- Problem details
Skip all pictures, then print the remaining material exactly.

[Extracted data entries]

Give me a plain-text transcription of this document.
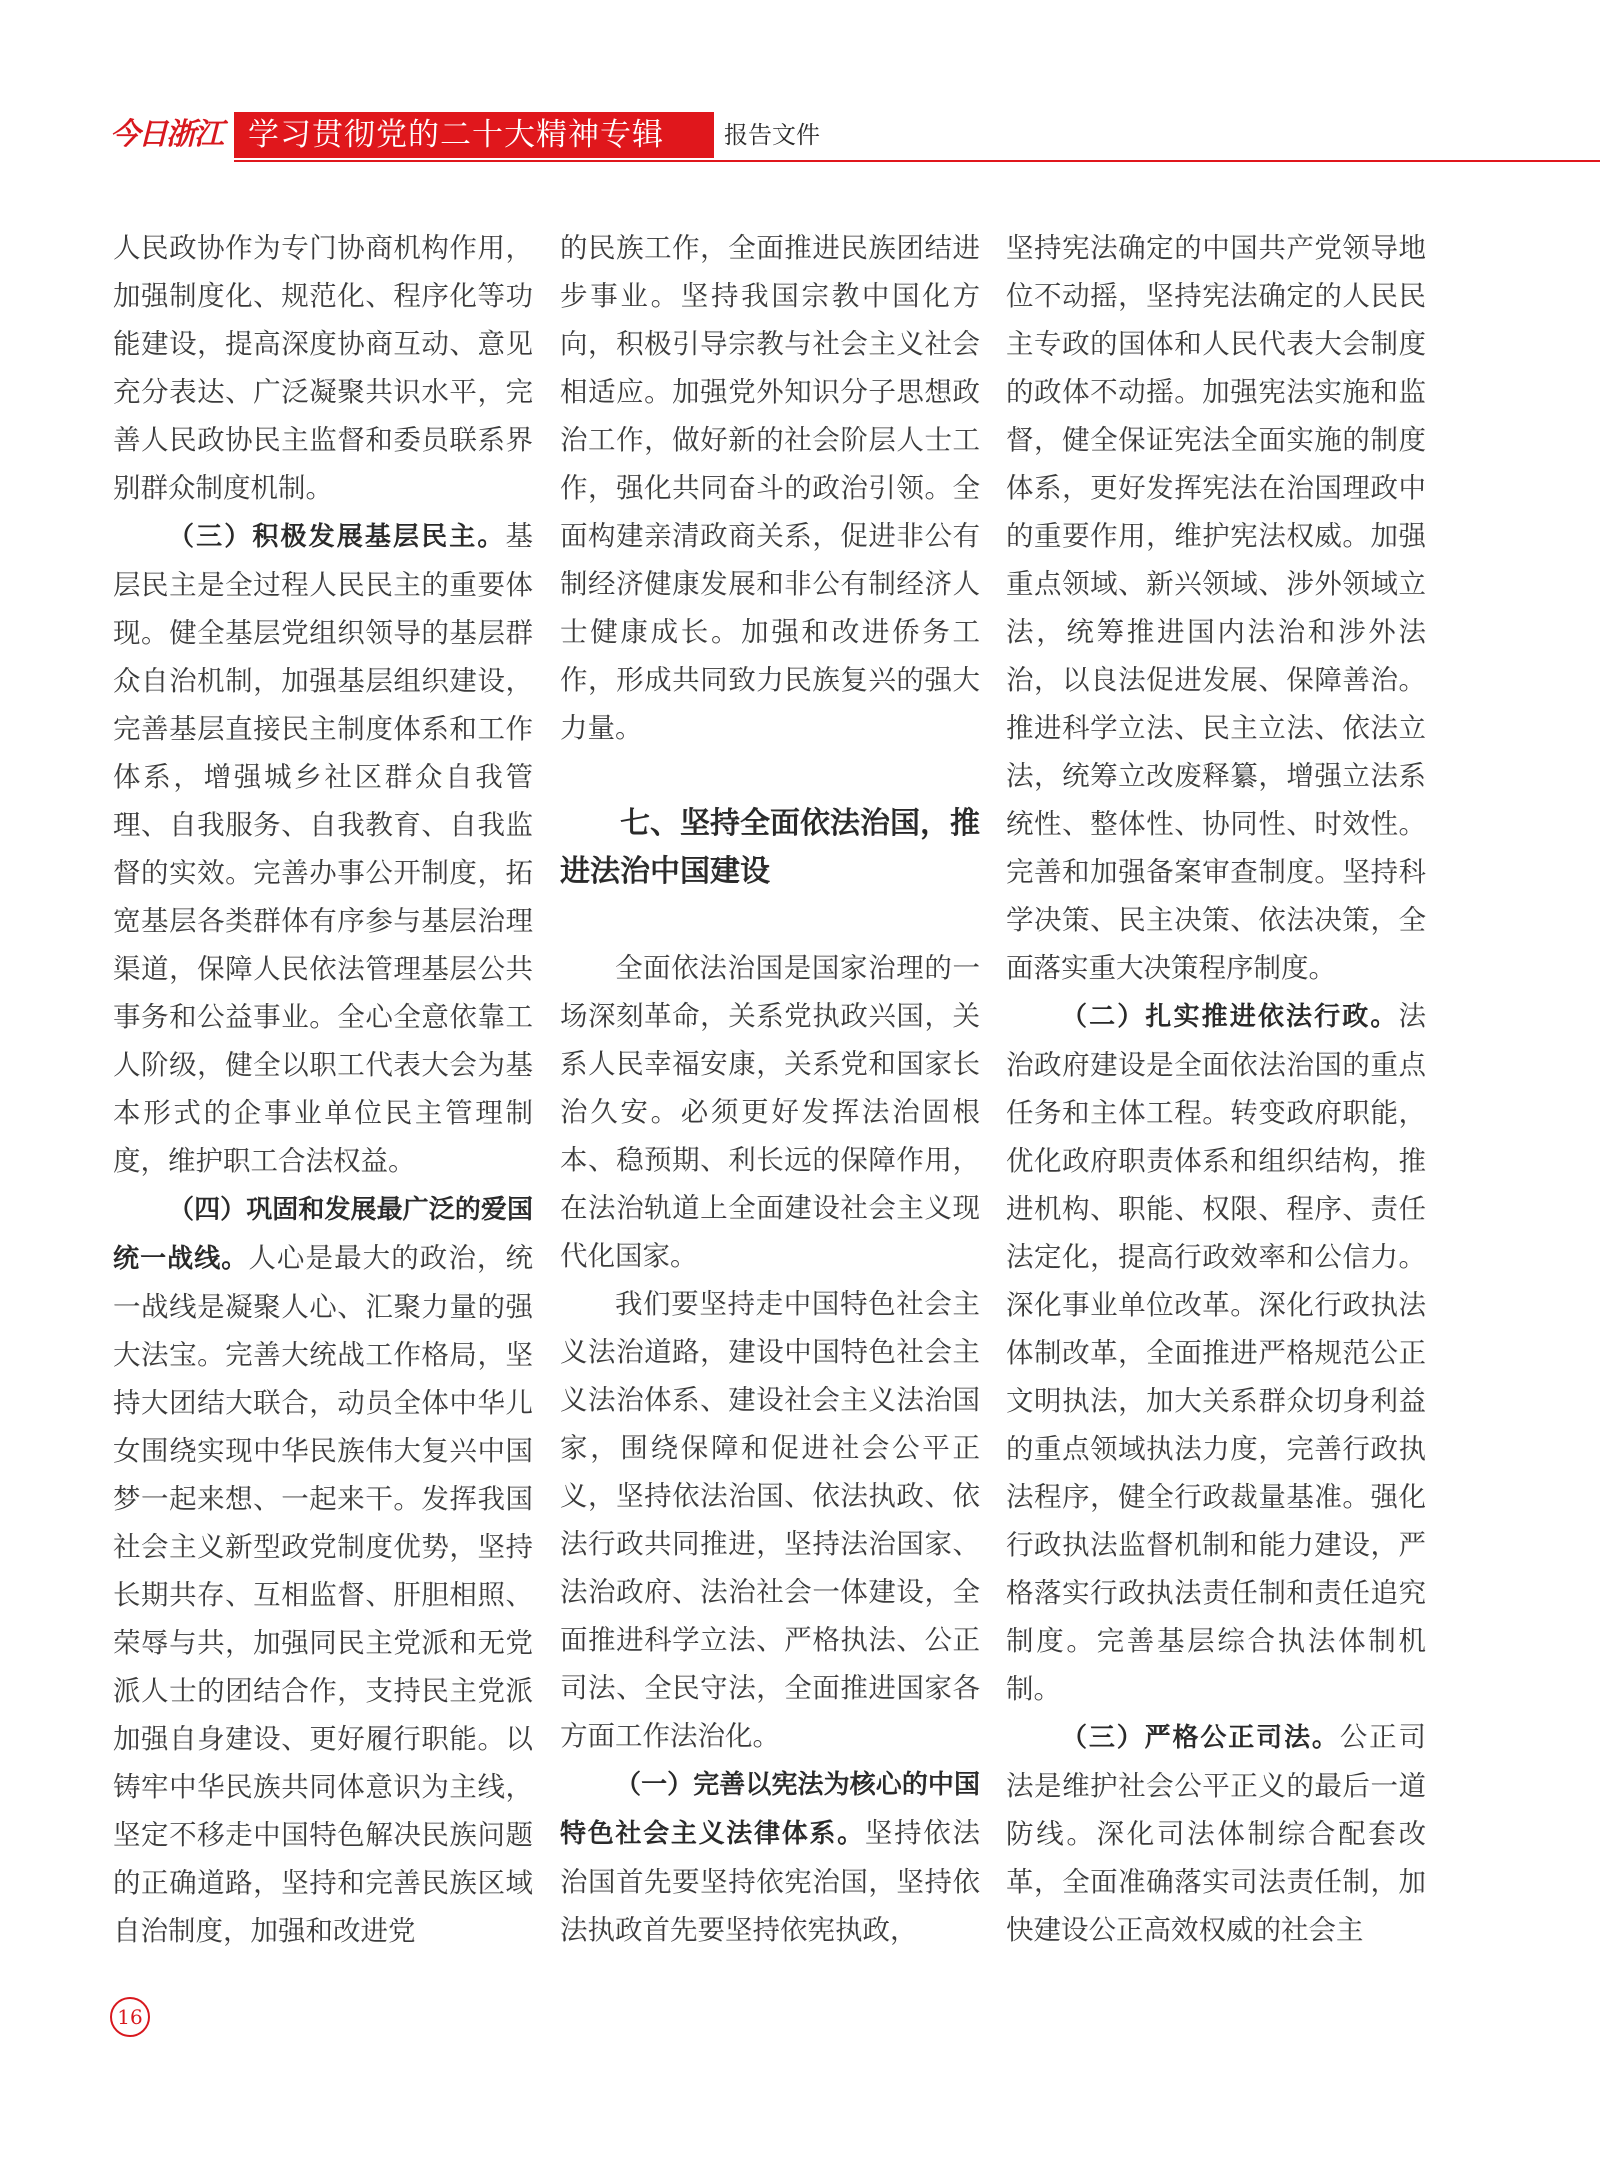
今日浙江 学习贯彻党的二十大精神专辑	报告文件

人民政协作为专门协商机构作用，加强制度化、规范化、程序化等功能建设，提高深度协商互动、意见充分表达、广泛凝聚共识水平，完善人民政协民主监督和委员联系界别群众制度机制。

（三）积极发展基层民主。基层民主是全过程人民民主的重要体现。健全基层党组织领导的基层群众自治机制，加强基层组织建设，完善基层直接民主制度体系和工作体系，增强城乡社区群众自我管理、自我服务、自我教育、自我监督的实效。完善办事公开制度，拓宽基层各类群体有序参与基层治理渠道，保障人民依法管理基层公共事务和公益事业。全心全意依靠工人阶级，健全以职工代表大会为基本形式的企事业单位民主管理制度，维护职工合法权益。

（四）巩固和发展最广泛的爱国统一战线。人心是最大的政治，统一战线是凝聚人心、汇聚力量的强大法宝。完善大统战工作格局，坚持大团结大联合，动员全体中华儿女围绕实现中华民族伟大复兴中国梦一起来想、一起来干。发挥我国社会主义新型政党制度优势，坚持长期共存、互相监督、肝胆相照、荣辱与共，加强同民主党派和无党派人士的团结合作，支持民主党派加强自身建设、更好履行职能。以铸牢中华民族共同体意识为主线，坚定不移走中国特色解决民族问题的正确道路，坚持和完善民族区域自治制度，加强和改进党

的民族工作，全面推进民族团结进步事业。坚持我国宗教中国化方向，积极引导宗教与社会主义社会相适应。加强党外知识分子思想政治工作，做好新的社会阶层人士工作，强化共同奋斗的政治引领。全面构建亲清政商关系，促进非公有制经济健康发展和非公有制经济人士健康成长。加强和改进侨务工作，形成共同致力民族复兴的强大力量。

七、坚持全面依法治国，推进法治中国建设

全面依法治国是国家治理的一场深刻革命，关系党执政兴国，关系人民幸福安康，关系党和国家长治久安。必须更好发挥法治固根本、稳预期、利长远的保障作用，在法治轨道上全面建设社会主义现代化国家。

我们要坚持走中国特色社会主义法治道路，建设中国特色社会主义法治体系、建设社会主义法治国家，围绕保障和促进社会公平正义，坚持依法治国、依法执政、依法行政共同推进，坚持法治国家、法治政府、法治社会一体建设，全面推进科学立法、严格执法、公正司法、全民守法，全面推进国家各方面工作法治化。

（一）完善以宪法为核心的中国特色社会主义法律体系。坚持依法治国首先要坚持依宪治国，坚持依法执政首先要坚持依宪执政，

坚持宪法确定的中国共产党领导地位不动摇，坚持宪法确定的人民民主专政的国体和人民代表大会制度的政体不动摇。加强宪法实施和监督，健全保证宪法全面实施的制度体系，更好发挥宪法在治国理政中的重要作用，维护宪法权威。加强重点领域、新兴领域、涉外领域立法，统筹推进国内法治和涉外法治，以良法促进发展、保障善治。推进科学立法、民主立法、依法立法，统筹立改废释纂，增强立法系统性、整体性、协同性、时效性。完善和加强备案审查制度。坚持科学决策、民主决策、依法决策，全面落实重大决策程序制度。

（二）扎实推进依法行政。法治政府建设是全面依法治国的重点任务和主体工程。转变政府职能，优化政府职责体系和组织结构，推进机构、职能、权限、程序、责任法定化，提高行政效率和公信力。深化事业单位改革。深化行政执法体制改革，全面推进严格规范公正文明执法，加大关系群众切身利益的重点领域执法力度，完善行政执法程序，健全行政裁量基准。强化行政执法监督机制和能力建设，严格落实行政执法责任制和责任追究制度。完善基层综合执法体制机制。

（三）严格公正司法。公正司法是维护社会公平正义的最后一道防线。深化司法体制综合配套改革，全面准确落实司法责任制，加快建设公正高效权威的社会主

16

- Reply
Give me a plain-text transcription of this document.
今日浙江 学习贯彻党的二十大精神专辑	报告文件

人民政协作为专门协商机构作用，加强制度化、规范化、程序化等功能建设，提高深度协商互动、意见充分表达、广泛凝聚共识水平，完善人民政协民主监督和委员联系界别群众制度机制。

（三）积极发展基层民主。基层民主是全过程人民民主的重要体现。健全基层党组织领导的基层群众自治机制，加强基层组织建设，完善基层直接民主制度体系和工作体系，增强城乡社区群众自我管理、自我服务、自我教育、自我监督的实效。完善办事公开制度，拓宽基层各类群体有序参与基层治理渠道，保障人民依法管理基层公共事务和公益事业。全心全意依靠工人阶级，健全以职工代表大会为基本形式的企事业单位民主管理制度，维护职工合法权益。

（四）巩固和发展最广泛的爱国统一战线。人心是最大的政治，统一战线是凝聚人心、汇聚力量的强大法宝。完善大统战工作格局，坚持大团结大联合，动员全体中华儿女围绕实现中华民族伟大复兴中国梦一起来想、一起来干。发挥我国社会主义新型政党制度优势，坚持长期共存、互相监督、肝胆相照、荣辱与共，加强同民主党派和无党派人士的团结合作，支持民主党派加强自身建设、更好履行职能。以铸牢中华民族共同体意识为主线，坚定不移走中国特色解决民族问题的正确道路，坚持和完善民族区域自治制度，加强和改进党

的民族工作，全面推进民族团结进步事业。坚持我国宗教中国化方向，积极引导宗教与社会主义社会相适应。加强党外知识分子思想政治工作，做好新的社会阶层人士工作，强化共同奋斗的政治引领。全面构建亲清政商关系，促进非公有制经济健康发展和非公有制经济人士健康成长。加强和改进侨务工作，形成共同致力民族复兴的强大力量。

七、坚持全面依法治国，推进法治中国建设

全面依法治国是国家治理的一场深刻革命，关系党执政兴国，关系人民幸福安康，关系党和国家长治久安。必须更好发挥法治固根本、稳预期、利长远的保障作用，在法治轨道上全面建设社会主义现代化国家。

我们要坚持走中国特色社会主义法治道路，建设中国特色社会主义法治体系、建设社会主义法治国家，围绕保障和促进社会公平正义，坚持依法治国、依法执政、依法行政共同推进，坚持法治国家、法治政府、法治社会一体建设，全面推进科学立法、严格执法、公正司法、全民守法，全面推进国家各方面工作法治化。

（一）完善以宪法为核心的中国特色社会主义法律体系。坚持依法治国首先要坚持依宪治国，坚持依法执政首先要坚持依宪执政，

坚持宪法确定的中国共产党领导地位不动摇，坚持宪法确定的人民民主专政的国体和人民代表大会制度的政体不动摇。加强宪法实施和监督，健全保证宪法全面实施的制度体系，更好发挥宪法在治国理政中的重要作用，维护宪法权威。加强重点领域、新兴领域、涉外领域立法，统筹推进国内法治和涉外法治，以良法促进发展、保障善治。推进科学立法、民主立法、依法立法，统筹立改废释纂，增强立法系统性、整体性、协同性、时效性。完善和加强备案审查制度。坚持科学决策、民主决策、依法决策，全面落实重大决策程序制度。

（二）扎实推进依法行政。法治政府建设是全面依法治国的重点任务和主体工程。转变政府职能，优化政府职责体系和组织结构，推进机构、职能、权限、程序、责任法定化，提高行政效率和公信力。深化事业单位改革。深化行政执法体制改革，全面推进严格规范公正文明执法，加大关系群众切身利益的重点领域执法力度，完善行政执法程序，健全行政裁量基准。强化行政执法监督机制和能力建设，严格落实行政执法责任制和责任追究制度。完善基层综合执法体制机制。

（三）严格公正司法。公正司法是维护社会公平正义的最后一道防线。深化司法体制综合配套改革，全面准确落实司法责任制，加快建设公正高效权威的社会主

16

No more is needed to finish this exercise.